> [DIRECTION] Copy the entries below exactly as they are, leaving the pictures out of your answer.

> [SUPPLIED RECORDS]
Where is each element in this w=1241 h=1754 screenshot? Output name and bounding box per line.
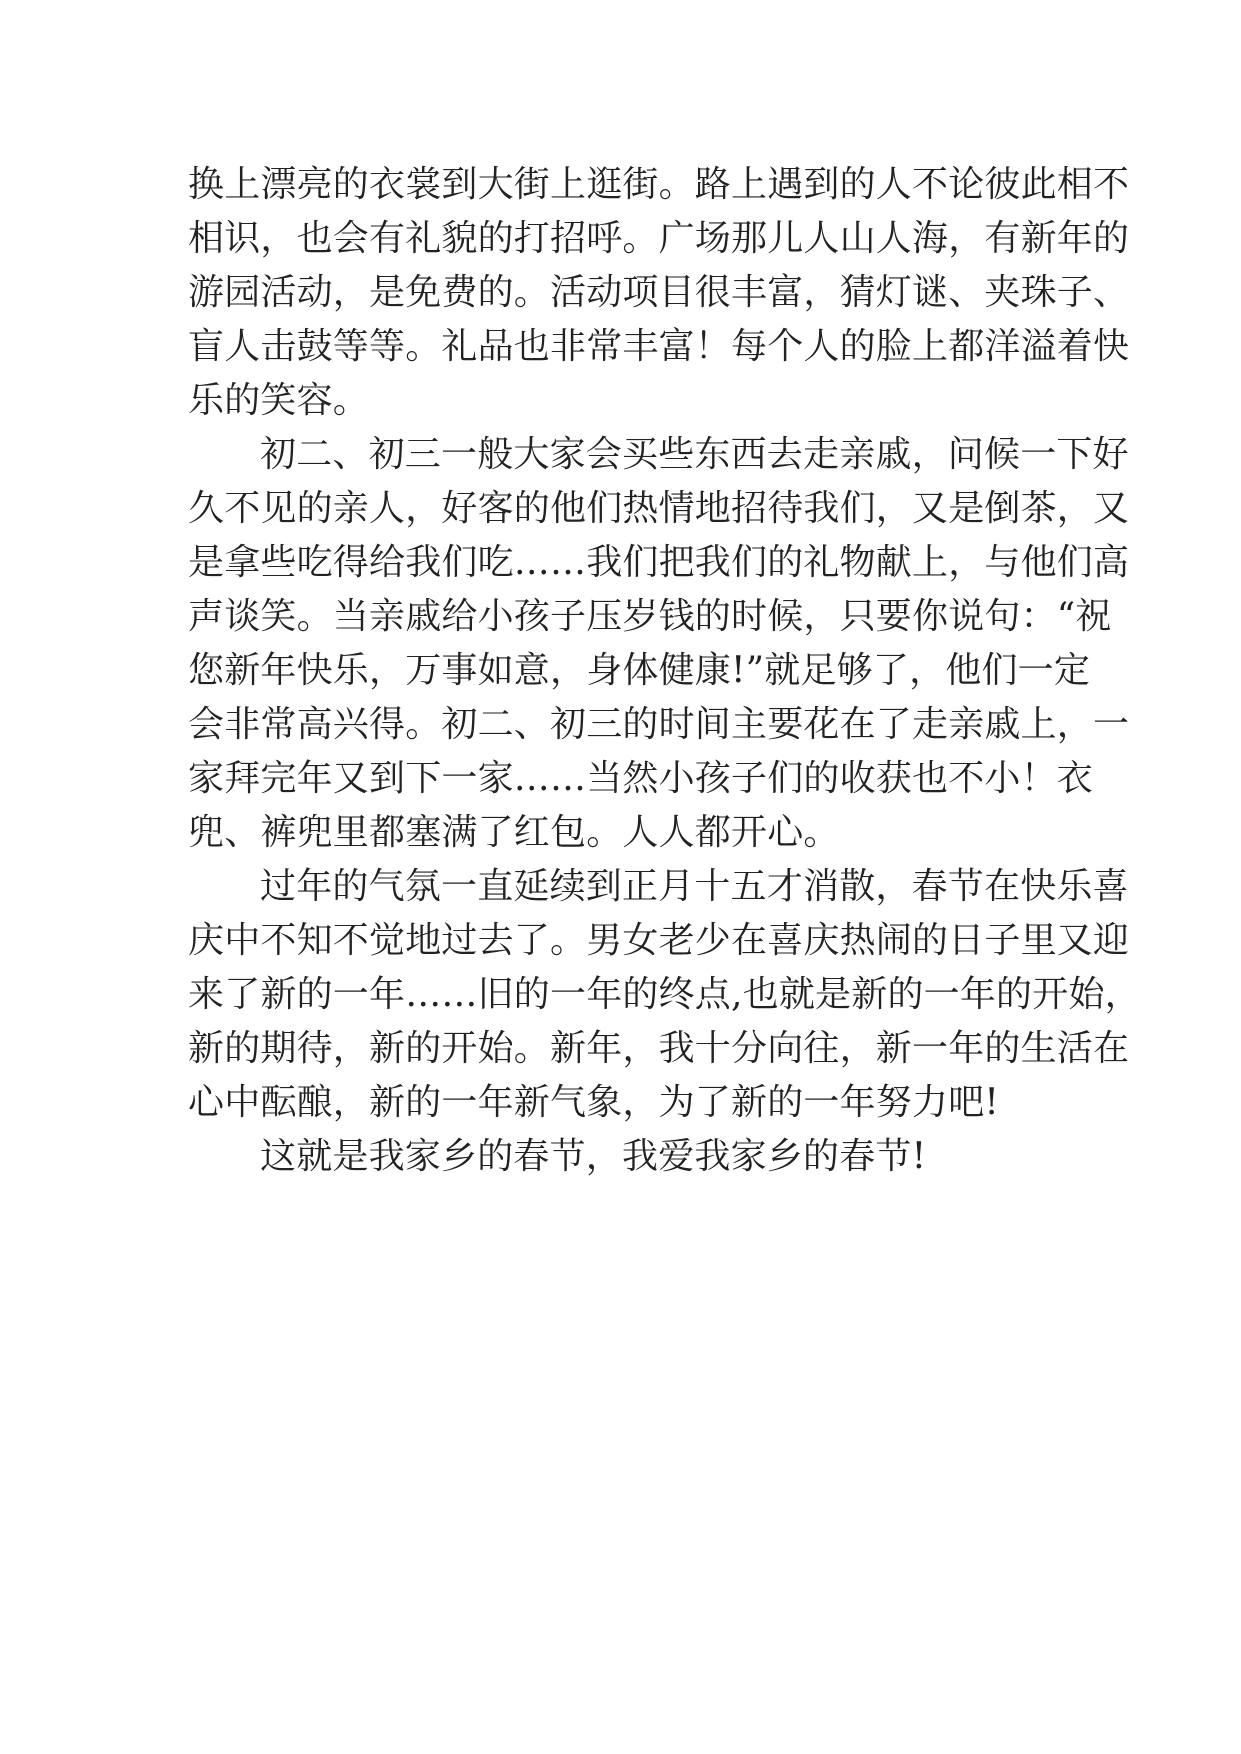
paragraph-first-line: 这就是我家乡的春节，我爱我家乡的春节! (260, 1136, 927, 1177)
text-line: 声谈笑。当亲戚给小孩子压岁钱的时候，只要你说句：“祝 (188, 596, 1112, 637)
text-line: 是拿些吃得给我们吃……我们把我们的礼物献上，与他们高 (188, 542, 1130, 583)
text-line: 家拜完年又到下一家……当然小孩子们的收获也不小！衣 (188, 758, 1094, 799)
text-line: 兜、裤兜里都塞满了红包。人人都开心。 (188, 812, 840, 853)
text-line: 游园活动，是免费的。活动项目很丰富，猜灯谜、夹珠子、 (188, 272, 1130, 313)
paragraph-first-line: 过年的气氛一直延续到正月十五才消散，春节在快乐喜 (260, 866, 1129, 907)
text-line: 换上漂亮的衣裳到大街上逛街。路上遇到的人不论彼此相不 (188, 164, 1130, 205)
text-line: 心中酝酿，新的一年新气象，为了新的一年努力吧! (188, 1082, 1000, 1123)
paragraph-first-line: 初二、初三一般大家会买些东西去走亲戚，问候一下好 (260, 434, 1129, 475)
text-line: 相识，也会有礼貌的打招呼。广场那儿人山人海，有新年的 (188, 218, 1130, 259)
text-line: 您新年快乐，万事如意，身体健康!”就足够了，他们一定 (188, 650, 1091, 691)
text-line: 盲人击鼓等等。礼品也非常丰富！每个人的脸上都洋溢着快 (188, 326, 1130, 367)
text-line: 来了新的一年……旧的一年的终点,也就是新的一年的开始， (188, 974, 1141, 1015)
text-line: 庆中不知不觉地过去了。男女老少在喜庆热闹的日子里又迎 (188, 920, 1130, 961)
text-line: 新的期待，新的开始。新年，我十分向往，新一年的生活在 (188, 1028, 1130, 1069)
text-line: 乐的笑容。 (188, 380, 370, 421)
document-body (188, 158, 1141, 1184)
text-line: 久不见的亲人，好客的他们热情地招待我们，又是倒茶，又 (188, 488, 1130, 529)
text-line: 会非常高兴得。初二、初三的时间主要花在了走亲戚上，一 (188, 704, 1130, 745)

> [REPLY]
Where is each element in this w=1241 h=1754 screenshot? Output name and bounding box per line.
paragraph-first-line: 这就是我家乡的春节，我爱我家乡的春节! (260, 1136, 927, 1177)
text-line: 声谈笑。当亲戚给小孩子压岁钱的时候，只要你说句：“祝 (188, 596, 1112, 637)
text-line: 是拿些吃得给我们吃……我们把我们的礼物献上，与他们高 (188, 542, 1130, 583)
text-line: 家拜完年又到下一家……当然小孩子们的收获也不小！衣 (188, 758, 1094, 799)
text-line: 兜、裤兜里都塞满了红包。人人都开心。 (188, 812, 840, 853)
text-line: 游园活动，是免费的。活动项目很丰富，猜灯谜、夹珠子、 (188, 272, 1130, 313)
paragraph-first-line: 过年的气氛一直延续到正月十五才消散，春节在快乐喜 (260, 866, 1129, 907)
text-line: 换上漂亮的衣裳到大街上逛街。路上遇到的人不论彼此相不 (188, 164, 1130, 205)
text-line: 心中酝酿，新的一年新气象，为了新的一年努力吧! (188, 1082, 1000, 1123)
paragraph-first-line: 初二、初三一般大家会买些东西去走亲戚，问候一下好 (260, 434, 1129, 475)
text-line: 相识，也会有礼貌的打招呼。广场那儿人山人海，有新年的 (188, 218, 1130, 259)
text-line: 您新年快乐，万事如意，身体健康!”就足够了，他们一定 (188, 650, 1091, 691)
text-line: 盲人击鼓等等。礼品也非常丰富！每个人的脸上都洋溢着快 (188, 326, 1130, 367)
text-line: 来了新的一年……旧的一年的终点,也就是新的一年的开始， (188, 974, 1141, 1015)
text-line: 庆中不知不觉地过去了。男女老少在喜庆热闹的日子里又迎 (188, 920, 1130, 961)
text-line: 新的期待，新的开始。新年，我十分向往，新一年的生活在 (188, 1028, 1130, 1069)
text-line: 乐的笑容。 (188, 380, 370, 421)
document-body (188, 158, 1141, 1184)
text-line: 久不见的亲人，好客的他们热情地招待我们，又是倒茶，又 (188, 488, 1130, 529)
text-line: 会非常高兴得。初二、初三的时间主要花在了走亲戚上，一 (188, 704, 1130, 745)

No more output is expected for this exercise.